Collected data
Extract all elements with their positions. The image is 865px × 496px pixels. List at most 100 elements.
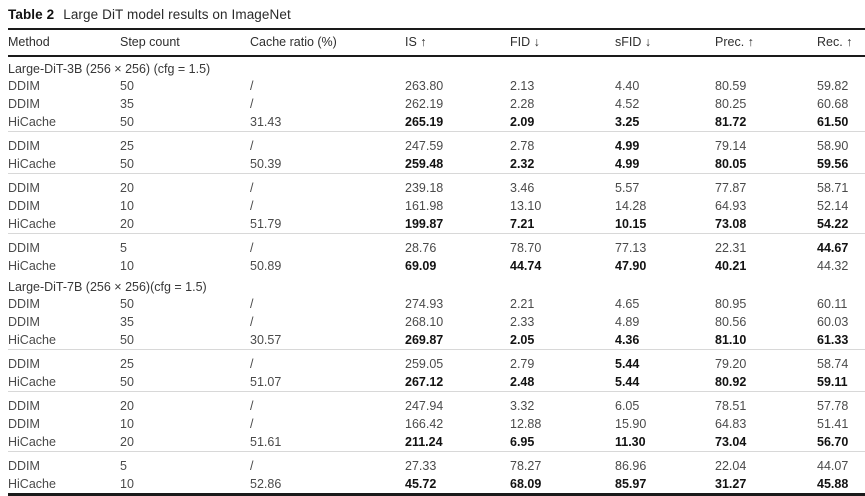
cell-is: 69.09 (405, 259, 437, 273)
table-row: DDIM 10 / 166.42 12.88 15.90 64.83 51.41 (8, 415, 865, 433)
cell-prec: 81.72 (715, 115, 747, 129)
cell-prec: 80.59 (715, 79, 747, 93)
cell-fid: 2.13 (510, 79, 535, 93)
cell-method: DDIM (8, 297, 40, 311)
cell-cache-ratio: / (250, 79, 254, 93)
cell-rec: 58.71 (817, 173, 865, 197)
cell-prec: 78.51 (715, 391, 817, 415)
cell-step-count: 5 (120, 451, 250, 475)
cell-is: 247.94 (405, 391, 510, 415)
cell-is: 199.87 (405, 217, 444, 231)
cell-sfid: 3.25 (615, 115, 640, 129)
cell-rec: 57.78 (817, 391, 865, 415)
cell-method: HiCache (8, 115, 56, 129)
cell-is: 269.87 (405, 333, 444, 347)
cell-rec: 45.88 (817, 477, 849, 491)
cell-prec: 22.31 (715, 233, 817, 257)
table-row: DDIM 50 / 274.93 2.21 4.65 80.95 60.11 (8, 295, 865, 313)
cell-method: DDIM (8, 199, 40, 213)
table-row: HiCache 10 50.89 69.09 44.74 47.90 40.21 44.32 (8, 257, 865, 275)
cell-cache-ratio: / (250, 297, 254, 311)
cell-prec: 79.20 (715, 349, 817, 373)
cell-sfid: 47.90 (615, 259, 647, 273)
cell-fid: 6.95 (510, 435, 535, 449)
table-row: HiCache 50 50.39 259.48 2.32 4.99 80.05 59.56 (8, 155, 865, 174)
cell-method: DDIM (8, 79, 40, 93)
section-header-row: Large-DiT-7B (256 × 256)(cfg = 1.5) (8, 275, 865, 295)
cell-fid: 13.10 (510, 199, 542, 213)
cell-cache-ratio: / (250, 315, 254, 329)
cell-method: DDIM (8, 391, 120, 415)
cell-fid: 2.21 (510, 297, 535, 311)
cell-step-count: 10 (120, 477, 134, 491)
cell-is: 166.42 (405, 417, 444, 431)
cell-method: DDIM (8, 97, 40, 111)
cell-fid: 7.21 (510, 217, 535, 231)
cell-cache-ratio: / (250, 97, 254, 111)
cell-sfid: 4.65 (615, 297, 640, 311)
cell-cache-ratio: 50.89 (250, 259, 282, 273)
cell-prec: 81.10 (715, 333, 747, 347)
cell-fid: 2.78 (510, 131, 615, 155)
cell-cache-ratio: 31.43 (250, 115, 282, 129)
table-row: DDIM 5/27.33 78.27 86.96 22.04 44.07 (8, 451, 865, 475)
cell-prec: 64.93 (715, 199, 747, 213)
cell-step-count: 20 (120, 391, 250, 415)
cell-rec: 44.32 (817, 259, 849, 273)
table-row: DDIM 20/247.94 3.32 6.05 78.51 57.78 (8, 391, 865, 415)
cell-prec: 80.92 (715, 375, 747, 389)
table-caption-label: Table 2 (8, 7, 55, 22)
cell-cache-ratio: / (250, 349, 405, 373)
cell-prec: 79.14 (715, 131, 817, 155)
cell-step-count: 50 (120, 375, 134, 389)
table-row: HiCache 20 51.61 211.24 6.95 11.30 73.04 56.70 (8, 433, 865, 452)
cell-sfid: 11.30 (615, 435, 646, 449)
cell-method: DDIM (8, 131, 120, 155)
cell-is: 259.05 (405, 349, 510, 373)
cell-sfid: 5.44 (615, 349, 715, 373)
cell-method: HiCache (8, 259, 56, 273)
table-row: HiCache 50 31.43 265.19 2.09 3.25 81.72 61.50 (8, 113, 865, 132)
cell-fid: 2.33 (510, 315, 535, 329)
table-caption-text: Large DiT model results on ImageNet (63, 7, 291, 22)
cell-is: 27.33 (405, 451, 510, 475)
cell-prec: 73.04 (715, 435, 747, 449)
cell-step-count: 10 (120, 259, 134, 273)
cell-sfid: 86.96 (615, 451, 715, 475)
cell-step-count: 20 (120, 217, 134, 231)
cell-cache-ratio: 51.79 (250, 217, 282, 231)
cell-cache-ratio: 51.61 (250, 435, 282, 449)
cell-step-count: 25 (120, 131, 250, 155)
section-header: Large-DiT-7B (256 × 256)(cfg = 1.5) (8, 280, 207, 294)
cell-step-count: 20 (120, 173, 250, 197)
cell-is: 268.10 (405, 315, 444, 329)
cell-sfid: 85.97 (615, 477, 647, 491)
cell-step-count: 50 (120, 297, 134, 311)
cell-rec: 60.03 (817, 315, 849, 329)
cell-is: 247.59 (405, 131, 510, 155)
cell-rec: 52.14 (817, 199, 849, 213)
table-row: DDIM 25/247.59 2.78 4.99 79.14 58.90 (8, 131, 865, 155)
cell-sfid: 10.15 (615, 217, 647, 231)
cell-sfid: 4.99 (615, 157, 640, 171)
cell-fid: 2.05 (510, 333, 535, 347)
cell-step-count: 35 (120, 315, 134, 329)
cell-is: 263.80 (405, 79, 444, 93)
cell-fid: 78.70 (510, 233, 615, 257)
table-row: HiCache 50 30.57 269.87 2.05 4.36 81.10 61.33 (8, 331, 865, 350)
cell-sfid: 5.44 (615, 375, 640, 389)
cell-cache-ratio: / (250, 233, 405, 257)
table-caption: Table 2 Large DiT model results on ImageN… (8, 0, 865, 28)
cell-method: DDIM (8, 451, 120, 475)
cell-fid: 2.28 (510, 97, 535, 111)
cell-step-count: 20 (120, 435, 134, 449)
cell-method: HiCache (8, 375, 56, 389)
cell-step-count: 10 (120, 199, 134, 213)
cell-cache-ratio: / (250, 391, 405, 415)
section-header: Large-DiT-3B (256 × 256) (cfg = 1.5) (8, 62, 211, 76)
cell-sfid: 4.89 (615, 315, 640, 329)
cell-method: HiCache (8, 435, 56, 449)
cell-step-count: 50 (120, 333, 134, 347)
cell-rec: 44.67 (817, 233, 865, 257)
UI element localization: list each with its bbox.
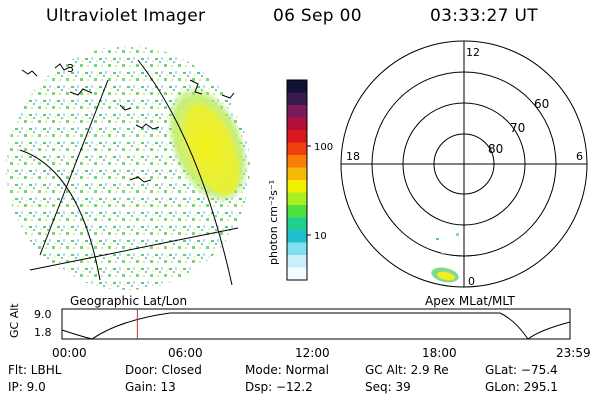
colorbar-swatch [287,92,307,106]
app-title: Ultraviolet Imager [46,6,206,26]
info-glon: GLon: 295.1 [485,380,558,394]
colorbar-swatch [287,205,307,218]
timeline-xtick-1800: 18:00 [422,346,457,360]
colorbar-unit-label: photon cm⁻²s⁻¹ [267,180,280,265]
colorbar-swatch [287,267,307,281]
timeline-xtick-0000: 00:00 [52,346,87,360]
info-ip: IP: 9.0 [8,380,46,394]
colorbar-swatch [287,105,307,118]
info-mode: Mode: Normal [245,363,329,377]
info-flt: Flt: LBHL [8,363,62,377]
colorbar-swatch [287,142,307,156]
timeline-frame [61,308,571,340]
apex-label: Apex MLat/MLT [425,294,515,308]
colorbar: 100 10 photon cm⁻²s⁻¹ [267,79,333,281]
polar-plot: 12 18 6 0 60 70 80 [340,40,588,288]
altitude-timeline: GC Alt 9.0 1.8 00:00 06:00 12:00 18:00 2… [8,303,591,360]
lat-label-70: 70 [510,121,525,135]
geographic-image-panel: 3 [6,46,250,290]
colorbar-tick-100: 100 [314,142,333,153]
colorbar-swatch [287,242,307,256]
info-seq: Seq: 39 [365,380,411,394]
colorbar-swatch [287,80,307,93]
info-gcalt: GC Alt: 2.9 Re [365,363,449,377]
info-gain: Gain: 13 [125,380,176,394]
timeline-xtick-1200: 12:00 [295,346,330,360]
colorbar-swatch [287,192,307,206]
timeline-ytick-9: 9.0 [34,308,52,321]
colorbar-tick-10: 10 [314,231,327,242]
info-glat: GLat: −75.4 [485,363,558,377]
altitude-curve [61,312,571,340]
info-door: Door: Closed [125,363,202,377]
timeline-ylabel: GC Alt [8,303,21,338]
lat-label-80: 80 [488,142,503,156]
mlt-label-6: 6 [576,150,583,163]
colorbar-swatch [287,255,307,268]
colorbar-swatch [287,167,307,181]
colorbar-swatch [287,117,307,131]
timeline-xtick-0600: 06:00 [168,346,203,360]
mlt-label-12: 12 [466,46,480,59]
geographic-label: Geographic Lat/Lon [70,294,188,308]
mlt-label-0: 0 [468,275,475,288]
timeline-ytick-1-8: 1.8 [34,326,52,339]
timeline-xtick-2359: 23:59 [556,346,591,360]
colorbar-swatches [287,80,307,281]
colorbar-swatch [287,230,307,243]
lat-label-60: 60 [534,97,549,111]
info-dsp: Dsp: −12.2 [245,380,313,394]
geo-partial-label: 3 [67,62,74,75]
mlt-label-18: 18 [346,150,360,163]
date-label: 06 Sep 00 [273,6,362,26]
colorbar-swatch [287,180,307,193]
colorbar-swatch [287,130,307,143]
colorbar-swatch [287,217,307,231]
colorbar-swatch [287,155,307,168]
time-label: 03:33:27 UT [430,6,538,26]
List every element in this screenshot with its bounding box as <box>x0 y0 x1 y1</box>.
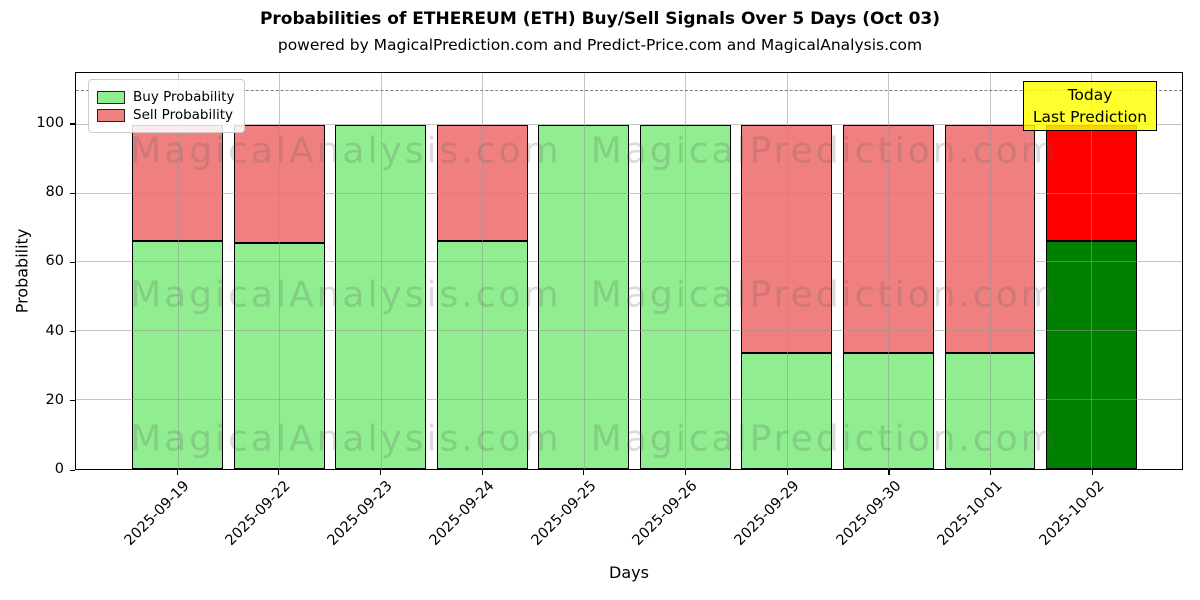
legend-entry-sell: Sell Probability <box>97 107 234 123</box>
y-tick-mark <box>70 192 75 194</box>
buy-segment <box>1046 240 1137 469</box>
buy-segment <box>639 124 731 469</box>
sell-segment <box>436 124 528 241</box>
x-tick-mark <box>786 470 788 475</box>
y-tick-mark <box>70 400 75 402</box>
sell-segment <box>233 124 325 244</box>
x-axis-label: Days <box>609 563 649 582</box>
y-tick-mark <box>70 261 75 264</box>
x-tick-mark <box>1091 470 1093 475</box>
y-tick-mark <box>70 331 75 333</box>
y-tick-label: 100 <box>36 114 64 131</box>
y-axis-label: Probability <box>12 228 32 314</box>
x-tick-label: 2025-09-19 <box>121 478 193 549</box>
y-tick-mark <box>70 123 75 125</box>
plot-area: Buy Probability Sell Probability Today L… <box>75 72 1183 470</box>
x-tick-label: 2025-09-30 <box>833 478 905 549</box>
bar-2025-09-29 <box>741 73 833 469</box>
chart-title: Probabilities of ETHEREUM (ETH) Buy/Sell… <box>259 9 941 29</box>
sell-segment <box>944 124 1036 353</box>
x-tick-mark <box>990 470 992 475</box>
x-tick-label: 2025-09-22 <box>223 478 295 549</box>
bar-2025-09-19 <box>132 73 224 469</box>
y-tick-mark <box>70 469 75 471</box>
bar-2025-09-26 <box>639 73 731 469</box>
sell-segment <box>1046 124 1137 241</box>
y-tick-label: 20 <box>45 391 64 408</box>
bar-2025-09-24 <box>436 73 528 469</box>
buy-segment <box>944 352 1036 469</box>
annotation-line-2: Last Prediction <box>1032 108 1148 126</box>
x-tick-mark <box>278 470 280 475</box>
sell-segment <box>741 124 833 353</box>
sell-segment <box>843 124 934 353</box>
bar-2025-09-22 <box>233 73 325 469</box>
x-tick-label: 2025-10-01 <box>934 478 1006 549</box>
x-tick-mark <box>379 470 382 475</box>
x-tick-mark <box>176 470 178 475</box>
legend-entry-buy: Buy Probability <box>97 89 234 105</box>
bar-2025-09-25 <box>538 73 630 469</box>
buy-segment <box>538 124 630 469</box>
y-tick-label: 0 <box>54 461 64 477</box>
buy-segment <box>335 124 427 469</box>
legend-label-buy: Buy Probability <box>133 89 235 105</box>
sell-segment <box>132 124 224 241</box>
bar-2025-10-02 <box>1046 73 1137 469</box>
x-tick-mark <box>583 470 585 475</box>
annotation-line-1: Today <box>1067 86 1113 104</box>
bar-2025-09-30 <box>843 73 934 469</box>
x-tick-label: 2025-09-23 <box>324 478 396 549</box>
x-tick-label: 2025-10-02 <box>1036 478 1108 549</box>
x-tick-label: 2025-09-29 <box>731 478 803 549</box>
buy-segment <box>436 240 528 469</box>
today-annotation-box: Today Last Prediction <box>1023 81 1157 131</box>
x-tick-label: 2025-09-26 <box>629 478 701 549</box>
buy-segment <box>843 352 934 469</box>
buy-segment <box>741 352 833 469</box>
x-tick-mark <box>888 470 890 475</box>
buy-color-swatch <box>97 90 125 104</box>
bar-2025-09-23 <box>335 73 427 469</box>
sell-color-swatch <box>97 108 125 122</box>
chart-subtitle: powered by MagicalPrediction.com and Pre… <box>277 36 923 54</box>
y-tick-label: 40 <box>45 322 64 339</box>
bar-2025-10-01 <box>944 73 1036 469</box>
x-tick-mark <box>685 470 687 475</box>
y-tick-label: 60 <box>45 253 64 270</box>
dashed-reference-line <box>76 90 1182 92</box>
x-tick-label: 2025-09-25 <box>528 478 600 549</box>
x-tick-label: 2025-09-24 <box>426 478 498 549</box>
buy-segment <box>233 243 325 469</box>
legend-label-sell: Sell Probability <box>133 107 234 123</box>
buy-segment <box>132 240 224 469</box>
chart-legend: Buy Probability Sell Probability <box>88 79 246 133</box>
y-tick-label: 80 <box>45 184 64 201</box>
x-tick-mark <box>481 470 483 475</box>
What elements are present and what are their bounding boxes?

- [Required task]: Copy the lines of the material above word for word, from the line containing "legend-entry-sell: Sell Probability" through the line containing "y-tick-mark <box>70 331 75 333</box>", including both of those lines.

- [Task response]:
legend-entry-sell: Sell Probability <box>97 107 234 123</box>
y-tick-mark <box>70 192 75 194</box>
buy-segment <box>1046 240 1137 469</box>
buy-segment <box>639 124 731 469</box>
sell-segment <box>436 124 528 241</box>
x-tick-mark <box>786 470 788 475</box>
y-tick-mark <box>70 400 75 402</box>
sell-segment <box>233 124 325 244</box>
x-axis-label: Days <box>609 563 649 582</box>
y-tick-mark <box>70 261 75 264</box>
x-tick-mark <box>1091 470 1093 475</box>
y-tick-mark <box>70 331 75 333</box>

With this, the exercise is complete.